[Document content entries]
______
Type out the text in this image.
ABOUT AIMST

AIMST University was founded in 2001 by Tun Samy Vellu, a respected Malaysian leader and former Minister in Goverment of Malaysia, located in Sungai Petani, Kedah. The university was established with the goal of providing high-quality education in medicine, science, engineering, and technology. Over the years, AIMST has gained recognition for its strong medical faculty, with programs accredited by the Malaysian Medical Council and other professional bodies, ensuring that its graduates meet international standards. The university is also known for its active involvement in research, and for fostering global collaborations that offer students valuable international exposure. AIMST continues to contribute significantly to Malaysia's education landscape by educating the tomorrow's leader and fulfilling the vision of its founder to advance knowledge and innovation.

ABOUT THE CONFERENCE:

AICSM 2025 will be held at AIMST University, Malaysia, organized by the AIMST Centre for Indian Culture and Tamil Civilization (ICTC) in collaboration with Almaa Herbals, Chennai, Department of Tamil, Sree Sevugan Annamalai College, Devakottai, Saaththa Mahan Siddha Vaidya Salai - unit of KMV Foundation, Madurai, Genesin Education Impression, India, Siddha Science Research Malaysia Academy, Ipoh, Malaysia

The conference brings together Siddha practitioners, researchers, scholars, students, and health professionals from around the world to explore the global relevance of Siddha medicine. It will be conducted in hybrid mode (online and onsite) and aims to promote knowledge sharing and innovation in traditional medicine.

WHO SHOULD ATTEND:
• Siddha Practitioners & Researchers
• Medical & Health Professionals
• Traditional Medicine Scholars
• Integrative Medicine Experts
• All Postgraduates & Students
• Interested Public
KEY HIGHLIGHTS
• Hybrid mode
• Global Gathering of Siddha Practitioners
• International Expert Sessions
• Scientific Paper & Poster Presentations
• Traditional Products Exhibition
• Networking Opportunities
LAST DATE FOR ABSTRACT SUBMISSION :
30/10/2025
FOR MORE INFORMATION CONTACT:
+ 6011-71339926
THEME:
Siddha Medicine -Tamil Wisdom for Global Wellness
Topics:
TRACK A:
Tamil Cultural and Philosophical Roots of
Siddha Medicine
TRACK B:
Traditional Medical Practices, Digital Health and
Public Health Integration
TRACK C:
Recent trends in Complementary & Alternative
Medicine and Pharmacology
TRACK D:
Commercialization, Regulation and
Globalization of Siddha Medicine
______
## Aim of the task
All the records shown above need to be given again exactly.

## Finished exercise
Type out the text in this image.
ABOUT AIMST

AIMST University was founded in 2001 by Tun Samy Vellu, a respected Malaysian leader and former Minister in Goverment of Malaysia, located in Sungai Petani, Kedah. The university was established with the goal of providing high-quality education in medicine, science, engineering, and technology. Over the years, AIMST has gained recognition for its strong medical faculty, with programs accredited by the Malaysian Medical Council and other professional bodies, ensuring that its graduates meet international standards. The university is also known for its active involvement in research, and for fostering global collaborations that offer students valuable international exposure. AIMST continues to contribute significantly to Malaysia's education landscape by educating the tomorrow's leader and fulfilling the vision of its founder to advance knowledge and innovation.

ABOUT THE CONFERENCE:

AICSM 2025 will be held at AIMST University, Malaysia, organized by the AIMST Centre for Indian Culture and Tamil Civilization (ICTC) in collaboration with Almaa Herbals, Chennai, Department of Tamil, Sree Sevugan Annamalai College, Devakottai, Saaththa Mahan Siddha Vaidya Salai - unit of KMV Foundation, Madurai, Genesin Education Impression, India, Siddha Science Research Malaysia Academy, Ipoh, Malaysia

The conference brings together Siddha practitioners, researchers, scholars, students, and health professionals from around the world to explore the global relevance of Siddha medicine. It will be conducted in hybrid mode (online and onsite) and aims to promote knowledge sharing and innovation in traditional medicine.

WHO SHOULD ATTEND:
• Siddha Practitioners & Researchers
• Medical & Health Professionals
• Traditional Medicine Scholars
• Integrative Medicine Experts
• All Postgraduates & Students
• Interested Public
KEY HIGHLIGHTS
• Hybrid mode
• Global Gathering of Siddha Practitioners
• International Expert Sessions
• Scientific Paper & Poster Presentations
• Traditional Products Exhibition
• Networking Opportunities
LAST DATE FOR ABSTRACT SUBMISSION :
30/10/2025
FOR MORE INFORMATION CONTACT:
+ 6011-71339926
THEME:
Siddha Medicine -Tamil Wisdom for Global Wellness
Topics:
TRACK A:
Tamil Cultural and Philosophical Roots of
Siddha Medicine
TRACK B:
Traditional Medical Practices, Digital Health and
Public Health Integration
TRACK C:
Recent trends in Complementary & Alternative
Medicine and Pharmacology
TRACK D:
Commercialization, Regulation and
Globalization of Siddha Medicine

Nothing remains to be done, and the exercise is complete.